═══ RECORDS PROVIDED

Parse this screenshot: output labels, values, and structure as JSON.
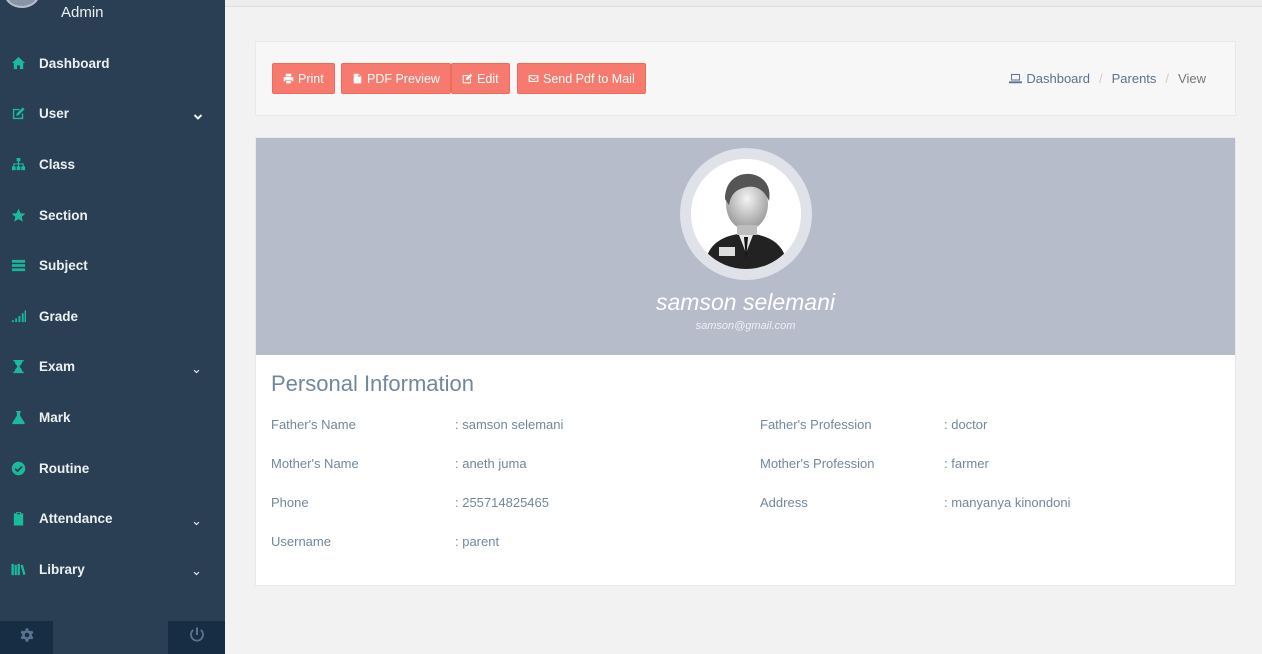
{
  "sidebar": {
    "user_name": "Admin",
    "items": [
      {
        "label": "Dashboard",
        "icon": "home-icon",
        "chevron": "none"
      },
      {
        "label": "User",
        "icon": "edit-icon",
        "chevron": "large"
      },
      {
        "label": "Class",
        "icon": "sitemap-icon",
        "chevron": "none"
      },
      {
        "label": "Section",
        "icon": "star-icon",
        "chevron": "none"
      },
      {
        "label": "Subject",
        "icon": "book-icon",
        "chevron": "none"
      },
      {
        "label": "Grade",
        "icon": "signal-icon",
        "chevron": "none"
      },
      {
        "label": "Exam",
        "icon": "hourglass-icon",
        "chevron": "small"
      },
      {
        "label": "Mark",
        "icon": "flask-icon",
        "chevron": "none"
      },
      {
        "label": "Routine",
        "icon": "check-circle-icon",
        "chevron": "none"
      },
      {
        "label": "Attendance",
        "icon": "clipboard-icon",
        "chevron": "small"
      },
      {
        "label": "Library",
        "icon": "books-icon",
        "chevron": "small"
      }
    ]
  },
  "toolbar": {
    "buttons": [
      {
        "label": "Print",
        "icon": "print-icon"
      },
      {
        "label": "PDF Preview",
        "icon": "file-icon"
      },
      {
        "label": "Edit",
        "icon": "edit-icon"
      },
      {
        "label": "Send Pdf to Mail",
        "icon": "envelope-icon"
      }
    ],
    "breadcrumb": {
      "dashboard": "Dashboard",
      "parents": "Parents",
      "current": "View",
      "separator": "/"
    }
  },
  "profile": {
    "name": "samson selemani",
    "email": "samson@gmail.com"
  },
  "personal_info": {
    "title": "Personal Information",
    "left": [
      {
        "label": "Father's Name",
        "value": ": samson selemani"
      },
      {
        "label": "Mother's Name",
        "value": ": aneth juma"
      },
      {
        "label": "Phone",
        "value": ": 255714825465"
      },
      {
        "label": "Username",
        "value": ": parent"
      }
    ],
    "right": [
      {
        "label": "Father's Profession",
        "value": ": doctor"
      },
      {
        "label": "Mother's Profession",
        "value": ": farmer"
      },
      {
        "label": "Address",
        "value": ": manyanya kinondoni"
      }
    ]
  },
  "colors": {
    "sidebar_bg": "#2a3f54",
    "accent_icon": "#1abb9c",
    "button_bg": "#f77a6e",
    "cover_bg": "#b7bcca"
  }
}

══════

### SET TASK
Go through the entries above and pull out each line with "samson" in it.

### SOLVED PROBLEM
    "name": "samson selemani",
    "email": "samson@gmail.com"
        "value": ": samson selemani"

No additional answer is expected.